▶ _TASK GOAL_:
Exclude the pictures, then copy all remaining records exactly.

▶ _DATA ENTRIES_:
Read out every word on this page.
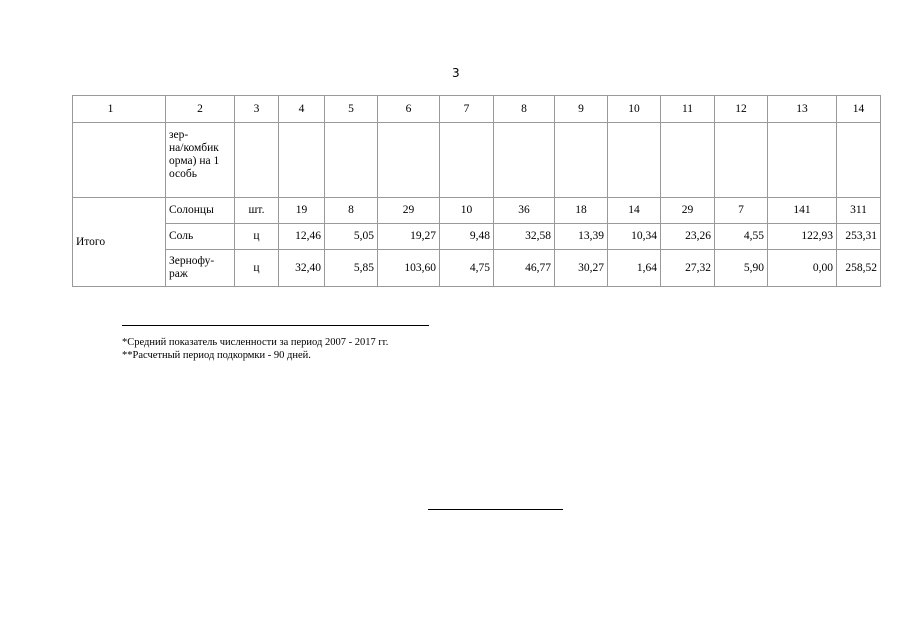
3
1	2	3	4	5	6	7	8	9	10	11	12	13	14
	зер-
на/комбик
орма) на 1
особь												
Итого	Солонцы	шт.	19	8	29	10	36	18	14	29	7	141	311
	Соль	ц	12,46	5,05	19,27	9,48	32,58	13,39	10,34	23,26	4,55	122,93	253,31
	Зернофу-
раж	ц	32,40	5,85	103,60	4,75	46,77	30,27	1,64	27,32	5,90	0,00	258,52
*Средний показатель численности за период 2007 - 2017 гг.
**Расчетный период подкормки - 90 дней.
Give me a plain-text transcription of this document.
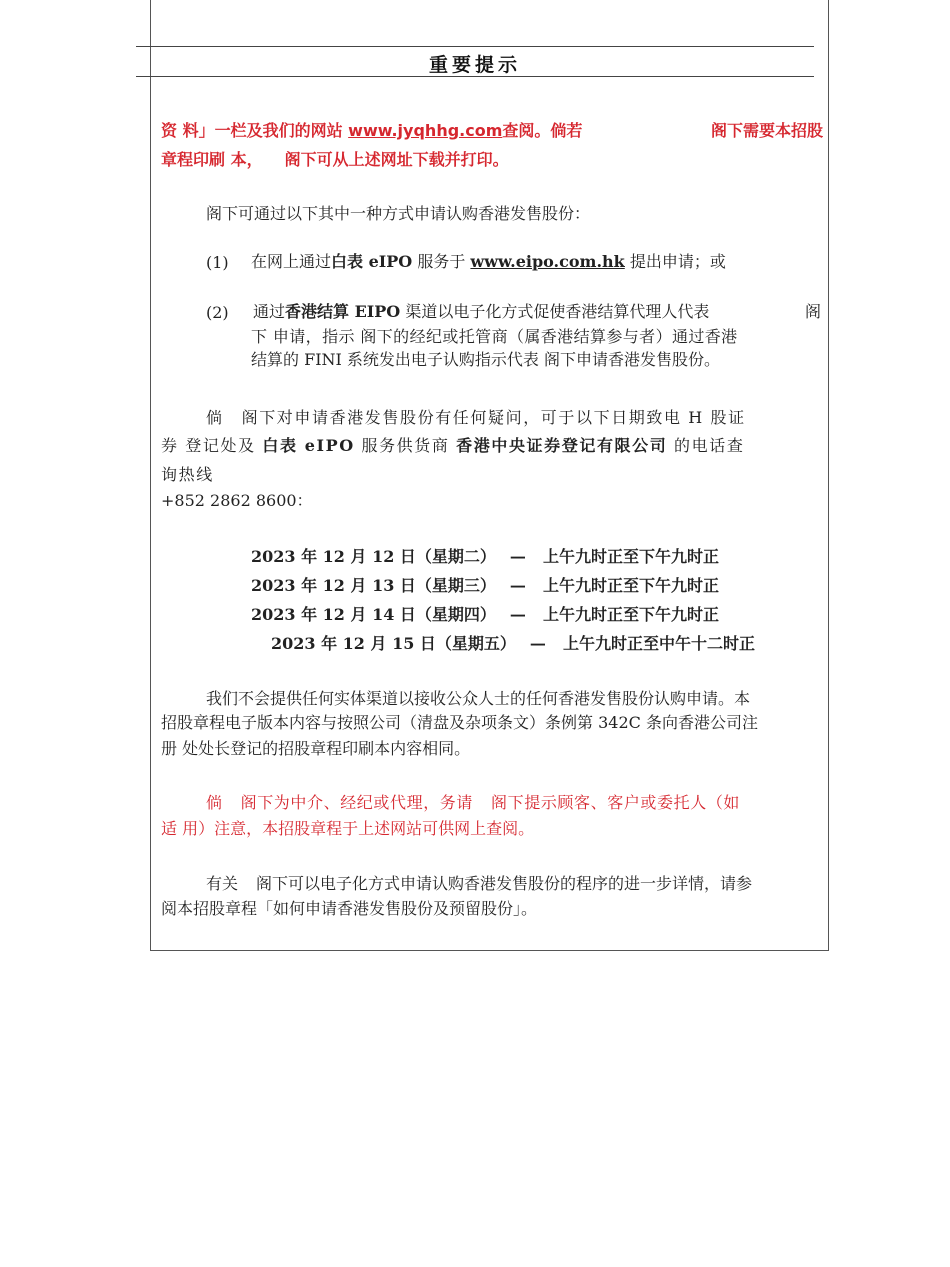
重要提示
资 料」一栏及我们的网站 www.jyqhhg.com查阅。倘若	阁下需要本招股
章程印刷 本， 阁下可从上述网址下载并打印。
阁下可通过以下其中一种方式申请认购香港发售股份：
(1) 在网上通过白表 eIPO 服务于 www.eipo.com.hk 提出申请；或
(2) 通过香港结算 EIPO 渠道以电子化方式促使香港结算代理人代表	阁
下 申请，指示 阁下的经纪或托管商（属香港结算参与者）通过香港
结算的 FINI 系统发出电子认购指示代表 阁下申请香港发售股份。
倘 阁下对申请香港发售股份有任何疑问，可于以下日期致电 H 股证
券 登记处及 白表 eIPO 服务供货商 香港中央证券登记有限公司 的电话查
询热线
+852 2862 8600：
2023 年 12 月 12 日（星期二） — 上午九时正至下午九时正
2023 年 12 月 13 日（星期三） — 上午九时正至下午九时正
2023 年 12 月 14 日（星期四） — 上午九时正至下午九时正
2023 年 12 月 15 日（星期五） — 上午九时正至中午十二时正
我们不会提供任何实体渠道以接收公众人士的任何香港发售股份认购申请。本
招股章程电子版本内容与按照公司（清盘及杂项条文）条例第 342C 条向香港公司注
册 处处长登记的招股章程印刷本内容相同。
倘 阁下为中介、经纪或代理，务请 阁下提示顾客、客户或委托人（如
适 用）注意，本招股章程于上述网站可供网上查阅。
有关 阁下可以电子化方式申请认购香港发售股份的程序的进一步详情，请参
阅本招股章程「如何申请香港发售股份及预留股份」。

▶ _PROBLEM SOLUTION_:
Read out every word on this page.
3
1	2	3	4	5	6	7	8	9	10	11	12	13	14
	зер-
на/комбик
орма) на 1
особь												
Итого	Солонцы	шт.	19	8	29	10	36	18	14	29	7	141	311
	Соль	ц	12,46	5,05	19,27	9,48	32,58	13,39	10,34	23,26	4,55	122,93	253,31
	Зернофу-
раж	ц	32,40	5,85	103,60	4,75	46,77	30,27	1,64	27,32	5,90	0,00	258,52
*Средний показатель численности за период 2007 - 2017 гг.
**Расчетный период подкормки - 90 дней.
Give me a plain-text transcription of this document.
重要提示
资 料」一栏及我们的网站 www.jyqhhg.com查阅。倘若	阁下需要本招股
章程印刷 本， 阁下可从上述网址下载并打印。
阁下可通过以下其中一种方式申请认购香港发售股份：
(1) 在网上通过白表 eIPO 服务于 www.eipo.com.hk 提出申请；或
(2) 通过香港结算 EIPO 渠道以电子化方式促使香港结算代理人代表	阁
下 申请，指示 阁下的经纪或托管商（属香港结算参与者）通过香港
结算的 FINI 系统发出电子认购指示代表 阁下申请香港发售股份。
倘 阁下对申请香港发售股份有任何疑问，可于以下日期致电 H 股证
券 登记处及 白表 eIPO 服务供货商 香港中央证券登记有限公司 的电话查
询热线
+852 2862 8600：
2023 年 12 月 12 日（星期二） — 上午九时正至下午九时正
2023 年 12 月 13 日（星期三） — 上午九时正至下午九时正
2023 年 12 月 14 日（星期四） — 上午九时正至下午九时正
2023 年 12 月 15 日（星期五） — 上午九时正至中午十二时正
我们不会提供任何实体渠道以接收公众人士的任何香港发售股份认购申请。本
招股章程电子版本内容与按照公司（清盘及杂项条文）条例第 342C 条向香港公司注
册 处处长登记的招股章程印刷本内容相同。
倘 阁下为中介、经纪或代理，务请 阁下提示顾客、客户或委托人（如
适 用）注意，本招股章程于上述网站可供网上查阅。
有关 阁下可以电子化方式申请认购香港发售股份的程序的进一步详情，请参
阅本招股章程「如何申请香港发售股份及预留股份」。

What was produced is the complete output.